#### TASK TO COMPLETE:
Reproduce each line exactly.

#### DATASET EXCERPTS:

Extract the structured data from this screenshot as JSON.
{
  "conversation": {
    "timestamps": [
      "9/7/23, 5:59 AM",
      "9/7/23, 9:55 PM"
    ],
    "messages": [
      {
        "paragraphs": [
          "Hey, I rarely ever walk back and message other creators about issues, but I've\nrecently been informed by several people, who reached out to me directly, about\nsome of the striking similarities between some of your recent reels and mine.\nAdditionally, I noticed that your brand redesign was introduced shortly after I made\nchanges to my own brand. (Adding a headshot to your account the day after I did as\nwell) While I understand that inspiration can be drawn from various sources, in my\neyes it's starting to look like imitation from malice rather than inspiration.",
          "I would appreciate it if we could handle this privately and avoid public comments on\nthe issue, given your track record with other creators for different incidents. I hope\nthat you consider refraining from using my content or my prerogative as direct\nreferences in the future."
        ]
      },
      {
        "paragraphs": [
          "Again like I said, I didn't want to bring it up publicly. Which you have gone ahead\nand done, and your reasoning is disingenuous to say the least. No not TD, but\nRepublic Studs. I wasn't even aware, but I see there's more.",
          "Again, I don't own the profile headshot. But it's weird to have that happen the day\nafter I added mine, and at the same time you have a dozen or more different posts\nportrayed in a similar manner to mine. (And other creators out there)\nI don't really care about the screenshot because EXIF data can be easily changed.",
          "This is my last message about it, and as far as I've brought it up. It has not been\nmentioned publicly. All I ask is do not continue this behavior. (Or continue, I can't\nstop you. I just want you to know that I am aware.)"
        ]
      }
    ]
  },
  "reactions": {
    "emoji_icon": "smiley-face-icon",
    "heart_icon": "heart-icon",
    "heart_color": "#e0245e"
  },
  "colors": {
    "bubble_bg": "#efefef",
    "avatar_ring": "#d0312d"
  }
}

#### TASK ANSWER:
Extract the structured data from this screenshot as JSON.
{
  "conversation": {
    "timestamps": [
      "9/7/23, 5:59 AM",
      "9/7/23, 9:55 PM"
    ],
    "messages": [
      {
        "paragraphs": [
          "Hey, I rarely ever walk back and message other creators about issues, but I've\nrecently been informed by several people, who reached out to me directly, about\nsome of the striking similarities between some of your recent reels and mine.\nAdditionally, I noticed that your brand redesign was introduced shortly after I made\nchanges to my own brand. (Adding a headshot to your account the day after I did as\nwell) While I understand that inspiration can be drawn from various sources, in my\neyes it's starting to look like imitation from malice rather than inspiration.",
          "I would appreciate it if we could handle this privately and avoid public comments on\nthe issue, given your track record with other creators for different incidents. I hope\nthat you consider refraining from using my content or my prerogative as direct\nreferences in the future."
        ]
      },
      {
        "paragraphs": [
          "Again like I said, I didn't want to bring it up publicly. Which you have gone ahead\nand done, and your reasoning is disingenuous to say the least. No not TD, but\nRepublic Studs. I wasn't even aware, but I see there's more.",
          "Again, I don't own the profile headshot. But it's weird to have that happen the day\nafter I added mine, and at the same time you have a dozen or more different posts\nportrayed in a similar manner to mine. (And other creators out there)\nI don't really care about the screenshot because EXIF data can be easily changed.",
          "This is my last message about it, and as far as I've brought it up. It has not been\nmentioned publicly. All I ask is do not continue this behavior. (Or continue, I can't\nstop you. I just want you to know that I am aware.)"
        ]
      }
    ]
  },
  "reactions": {
    "emoji_icon": "smiley-face-icon",
    "heart_icon": "heart-icon",
    "heart_color": "#e0245e"
  },
  "colors": {
    "bubble_bg": "#efefef",
    "avatar_ring": "#d0312d"
  }
}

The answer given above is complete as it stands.